INSTRUCTIONS TO FOLLOW: Identify and reproduce every line holding the string "name".

DATA EXTRACT:

_ _ _ _ _

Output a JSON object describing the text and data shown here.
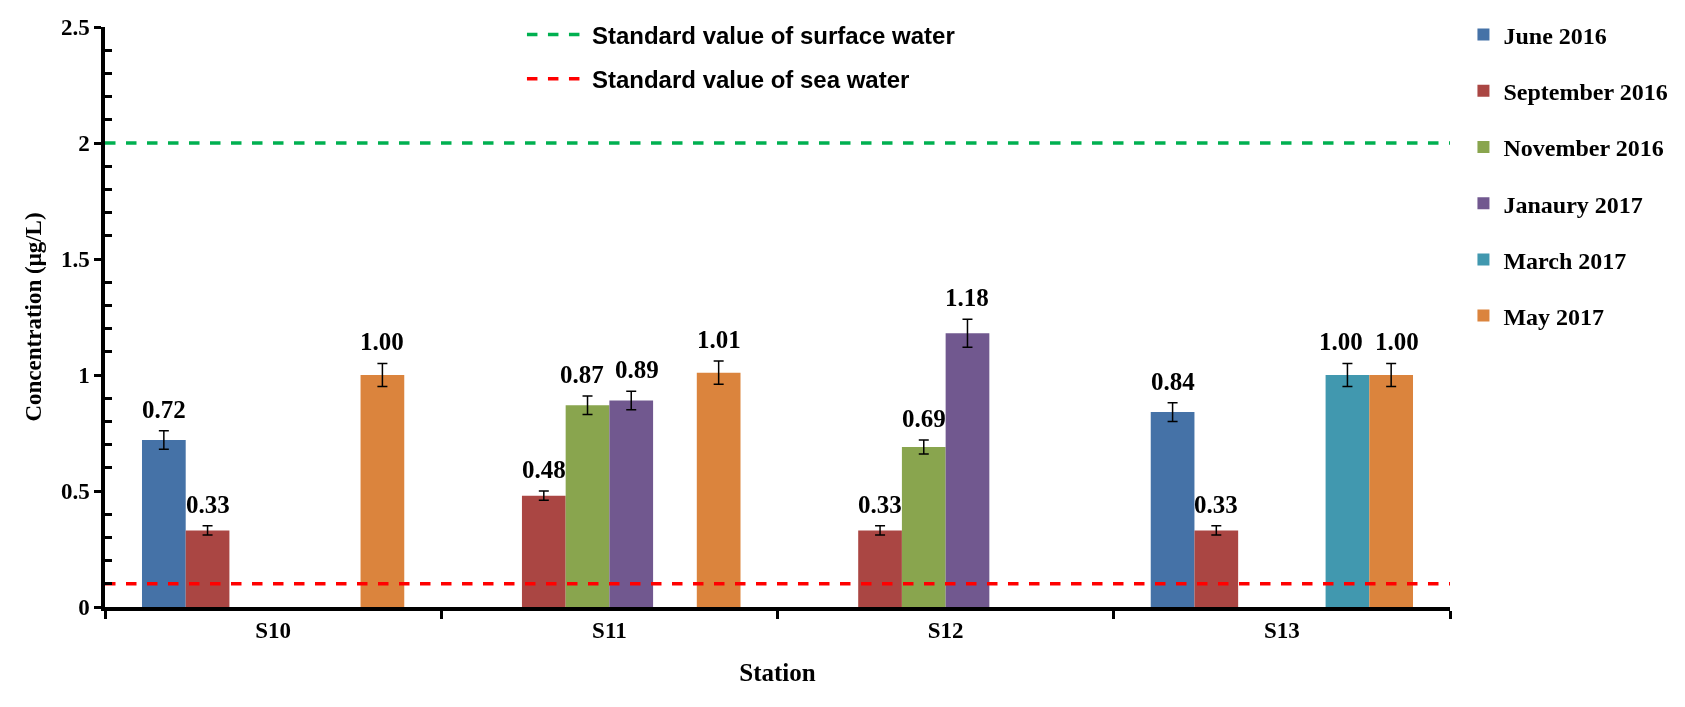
{
  "chart_data": {
    "type": "bar",
    "xlabel": "Station",
    "ylabel": "Concentration (μg/L)",
    "categories": [
      "S10",
      "S11",
      "S12",
      "S13"
    ],
    "series": [
      {
        "name": "June 2016",
        "color": "#4572a7",
        "values": [
          0.72,
          null,
          null,
          0.84
        ],
        "errors": [
          0.04,
          null,
          null,
          0.04
        ],
        "value_labels": [
          "0.72",
          null,
          null,
          "0.84"
        ]
      },
      {
        "name": "September 2016",
        "color": "#aa4643",
        "values": [
          0.33,
          0.48,
          0.33,
          0.33
        ],
        "errors": [
          0.02,
          0.02,
          0.02,
          0.02
        ],
        "value_labels": [
          "0.33",
          "0.48",
          "0.33",
          "0.33"
        ]
      },
      {
        "name": "November 2016",
        "color": "#89a54e",
        "values": [
          null,
          0.87,
          0.69,
          null
        ],
        "errors": [
          null,
          0.04,
          0.03,
          null
        ],
        "value_labels": [
          null,
          "0.87",
          "0.69",
          null
        ]
      },
      {
        "name": "Janaury 2017",
        "color": "#71588f",
        "values": [
          null,
          0.89,
          1.18,
          null
        ],
        "errors": [
          null,
          0.04,
          0.06,
          null
        ],
        "value_labels": [
          null,
          "0.89",
          "1.18",
          null
        ]
      },
      {
        "name": "March 2017",
        "color": "#4198af",
        "values": [
          null,
          null,
          null,
          1.0
        ],
        "errors": [
          null,
          null,
          null,
          0.05
        ],
        "value_labels": [
          null,
          null,
          null,
          "1.00"
        ]
      },
      {
        "name": "May 2017",
        "color": "#db843d",
        "values": [
          1.0,
          1.01,
          null,
          1.0
        ],
        "errors": [
          0.05,
          0.05,
          null,
          0.05
        ],
        "value_labels": [
          "1.00",
          "1.01",
          null,
          "1.00"
        ]
      }
    ],
    "ylim": [
      0,
      2.5
    ],
    "yticks": [
      0,
      {
        "value": 0.1,
        "label": null
      },
      {
        "value": 0.2,
        "label": null
      },
      {
        "value": 0.3,
        "label": null
      },
      {
        "value": 0.4,
        "label": null
      },
      0.5,
      {
        "value": 0.6,
        "label": null
      },
      {
        "value": 0.7,
        "label": null
      },
      {
        "value": 0.8,
        "label": null
      },
      {
        "value": 0.9,
        "label": null
      },
      1,
      {
        "value": 1.1,
        "label": null
      },
      {
        "value": 1.2,
        "label": null
      },
      {
        "value": 1.3,
        "label": null
      },
      {
        "value": 1.4,
        "label": null
      },
      1.5,
      {
        "value": 1.6,
        "label": null
      },
      {
        "value": 1.7,
        "label": null
      },
      {
        "value": 1.8,
        "label": null
      },
      {
        "value": 1.9,
        "label": null
      },
      2,
      {
        "value": 2.1,
        "label": null
      },
      {
        "value": 2.2,
        "label": null
      },
      {
        "value": 2.3,
        "label": null
      },
      {
        "value": 2.4,
        "label": null
      },
      2.5
    ],
    "ref_lines": [
      {
        "axis": "y",
        "value": 2,
        "label": "Standard value of surface water",
        "color": "#00b050",
        "line_style": "dashed"
      },
      {
        "axis": "y",
        "value": 0.1,
        "label": "Standard value of sea water",
        "color": "#ff0000",
        "line_style": "dashed"
      }
    ],
    "legend": "top right"
  }
}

_ _ _ _ _

SOLUTION:
        "name": "June 2016",
        "name": "September 2016",
        "name": "November 2016",
        "name": "Janaury 2017",
        "name": "March 2017",
        "name": "May 2017",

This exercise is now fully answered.